▸ **What you need to do**:
a - According to the Tyler Technologies Form 8-K filing, what is the date of the earliest event reported?
b - Pick up the Tyler Technologies Form 8-K filing after its final sentence and carry it forward in the same register.

▸ **Selected extract**:
┌────────

UNITED STATES
SECURITIES AND EXCHANGE COMMISSION
FORM 8-K
CURRENT REPORT
Pursuant to Section 13 or 15(d) of
the Securities Exchange Act of 1934
Date of Report (Date of earliest event reported): June 10, 2004
TYLER TECHNOLOGIES, INC.
Delaware | 1-10485 | 75-2303920 | ||
(State or other jurisdiction of incorporation) |
(Commission file number) |
(IRS employer identification no.) |
5949 Sherry Lane, Suite 1400, Dallas, Texas | 75225 | |
(Address of principal executive offices) | (Zip code) |
(972) 713-3700
Item 5. Other Events and Regulation FD Disclosure | ||||||||
SIGNATURE |
Item 5. Other Events and Regulation FD Disclosure
This Form 8-K is being filed in order to update the description of our capital stock.

└────────

▸ **Rows**:
┌────────

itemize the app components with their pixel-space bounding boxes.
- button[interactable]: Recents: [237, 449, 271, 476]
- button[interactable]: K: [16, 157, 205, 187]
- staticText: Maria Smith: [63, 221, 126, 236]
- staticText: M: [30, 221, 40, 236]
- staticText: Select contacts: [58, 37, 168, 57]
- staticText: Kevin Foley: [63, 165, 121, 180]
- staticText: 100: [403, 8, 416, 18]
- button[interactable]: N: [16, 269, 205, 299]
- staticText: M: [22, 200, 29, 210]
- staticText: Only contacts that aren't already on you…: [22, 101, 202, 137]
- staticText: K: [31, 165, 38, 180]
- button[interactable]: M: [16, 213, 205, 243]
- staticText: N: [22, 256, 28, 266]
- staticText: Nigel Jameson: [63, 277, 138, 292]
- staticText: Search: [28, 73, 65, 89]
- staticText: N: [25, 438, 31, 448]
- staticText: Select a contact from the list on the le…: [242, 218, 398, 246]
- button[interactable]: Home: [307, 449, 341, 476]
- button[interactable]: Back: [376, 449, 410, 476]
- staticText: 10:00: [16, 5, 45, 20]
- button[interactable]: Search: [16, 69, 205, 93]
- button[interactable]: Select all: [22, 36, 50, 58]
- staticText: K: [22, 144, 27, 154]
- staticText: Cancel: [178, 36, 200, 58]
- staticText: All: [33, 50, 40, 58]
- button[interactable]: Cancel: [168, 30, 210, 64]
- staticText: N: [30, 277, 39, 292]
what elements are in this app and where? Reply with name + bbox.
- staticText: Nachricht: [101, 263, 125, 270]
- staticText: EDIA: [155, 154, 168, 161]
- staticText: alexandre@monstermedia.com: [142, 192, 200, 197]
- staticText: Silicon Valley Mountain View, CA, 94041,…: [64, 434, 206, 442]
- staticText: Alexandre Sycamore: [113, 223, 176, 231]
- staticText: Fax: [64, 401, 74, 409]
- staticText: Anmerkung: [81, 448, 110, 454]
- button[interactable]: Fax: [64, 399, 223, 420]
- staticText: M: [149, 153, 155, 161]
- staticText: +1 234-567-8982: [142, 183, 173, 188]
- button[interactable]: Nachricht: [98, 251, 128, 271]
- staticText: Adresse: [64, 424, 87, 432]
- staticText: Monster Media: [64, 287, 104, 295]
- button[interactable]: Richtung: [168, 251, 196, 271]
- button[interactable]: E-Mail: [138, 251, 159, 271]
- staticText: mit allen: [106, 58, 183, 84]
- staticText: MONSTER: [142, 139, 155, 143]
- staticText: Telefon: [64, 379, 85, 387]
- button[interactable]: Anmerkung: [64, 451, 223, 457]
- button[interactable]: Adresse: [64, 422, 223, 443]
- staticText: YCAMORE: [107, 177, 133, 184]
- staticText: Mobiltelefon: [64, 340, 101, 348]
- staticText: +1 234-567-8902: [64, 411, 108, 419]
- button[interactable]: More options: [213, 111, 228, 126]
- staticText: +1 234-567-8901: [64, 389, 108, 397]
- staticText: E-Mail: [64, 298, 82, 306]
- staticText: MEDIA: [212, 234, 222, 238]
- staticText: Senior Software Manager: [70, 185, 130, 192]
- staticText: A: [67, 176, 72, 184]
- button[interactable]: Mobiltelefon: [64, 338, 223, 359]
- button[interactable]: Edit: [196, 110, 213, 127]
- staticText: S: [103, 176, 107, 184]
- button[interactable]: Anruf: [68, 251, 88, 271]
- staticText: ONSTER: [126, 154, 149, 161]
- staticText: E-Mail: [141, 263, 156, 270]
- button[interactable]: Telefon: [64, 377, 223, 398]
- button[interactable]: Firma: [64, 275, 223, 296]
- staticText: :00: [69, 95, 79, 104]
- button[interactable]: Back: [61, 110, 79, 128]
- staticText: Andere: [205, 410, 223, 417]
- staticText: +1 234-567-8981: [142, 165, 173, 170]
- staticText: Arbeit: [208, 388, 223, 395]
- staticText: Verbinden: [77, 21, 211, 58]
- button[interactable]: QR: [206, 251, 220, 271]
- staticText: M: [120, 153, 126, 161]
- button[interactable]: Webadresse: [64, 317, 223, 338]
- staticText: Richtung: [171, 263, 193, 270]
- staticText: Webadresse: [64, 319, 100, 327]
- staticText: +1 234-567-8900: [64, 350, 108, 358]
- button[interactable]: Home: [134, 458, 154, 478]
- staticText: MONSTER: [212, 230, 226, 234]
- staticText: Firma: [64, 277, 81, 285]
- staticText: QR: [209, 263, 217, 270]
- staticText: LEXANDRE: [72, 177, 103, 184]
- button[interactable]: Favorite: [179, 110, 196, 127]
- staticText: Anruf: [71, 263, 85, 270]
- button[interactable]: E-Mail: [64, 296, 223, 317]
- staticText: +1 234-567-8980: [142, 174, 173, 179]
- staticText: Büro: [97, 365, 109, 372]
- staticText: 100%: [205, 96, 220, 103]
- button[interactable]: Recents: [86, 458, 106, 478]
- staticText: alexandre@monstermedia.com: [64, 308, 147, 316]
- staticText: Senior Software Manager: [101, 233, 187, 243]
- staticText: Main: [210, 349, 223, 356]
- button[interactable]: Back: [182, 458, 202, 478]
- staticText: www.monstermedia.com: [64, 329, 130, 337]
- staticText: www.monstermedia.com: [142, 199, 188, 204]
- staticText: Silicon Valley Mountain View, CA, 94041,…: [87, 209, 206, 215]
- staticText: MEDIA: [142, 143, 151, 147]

└────────

▸ **Response list**:
a - June 10, 2004

b -
Introduction
The following is a summary of the current material terms of our capital stock. Because it is only a summary, it does not contain all of the information that may be important to you. Therefore, this description of our capital stock is qualified in its entirety by reference to Delaware corporate law and to: (i) our Restated Certificate of Incorporation, as amended through May 14, 1990, and Certificate of Designation of Series A Junior Participating Preferred Stock (filed as Exhibit 3.1 to our Form 10-Q for the quarter ended June 30, 1990) (the Restated Certificate); (ii) our Certificate of Amendment to the Restated Certificate of Incorporation (filed as Exhibit 3.1 to our Form 8-K, dated February 19, 1998); (iii) our Certificate of Amendment to the Restated Certificate of Incorporation (filed as Exhibit 3.4 to our Form 10-K for the year ended December 31, 2000); and (iv) our Amended and Restated Bylaws, dated November 4, 1997 (filed as Exhibit 3.3 to our Form 10-K for the year ended December 31, 1997). All capitalized terms not otherwise defined herein have the meaning given them in the Restated Certificate.
General
Our authorized capital stock consists of 100,000,000 shares of common stock, $0.01 par value per share (the Common Stock), and 1,000,000 shares of preferred stock, $10.00 par value per share (the Preferred Stock), of which 250,000 shares have been designated Series A Junior Participating Preferred Stock (the Series A Preferred Stock). No other classes of capital stock are authorized or expected to be authorized. As of May 26, 2004, there were 41,524,429 shares of Common Stock outstanding, held of record by 2,431 stockholders, and no shares of Preferred Stock outstanding.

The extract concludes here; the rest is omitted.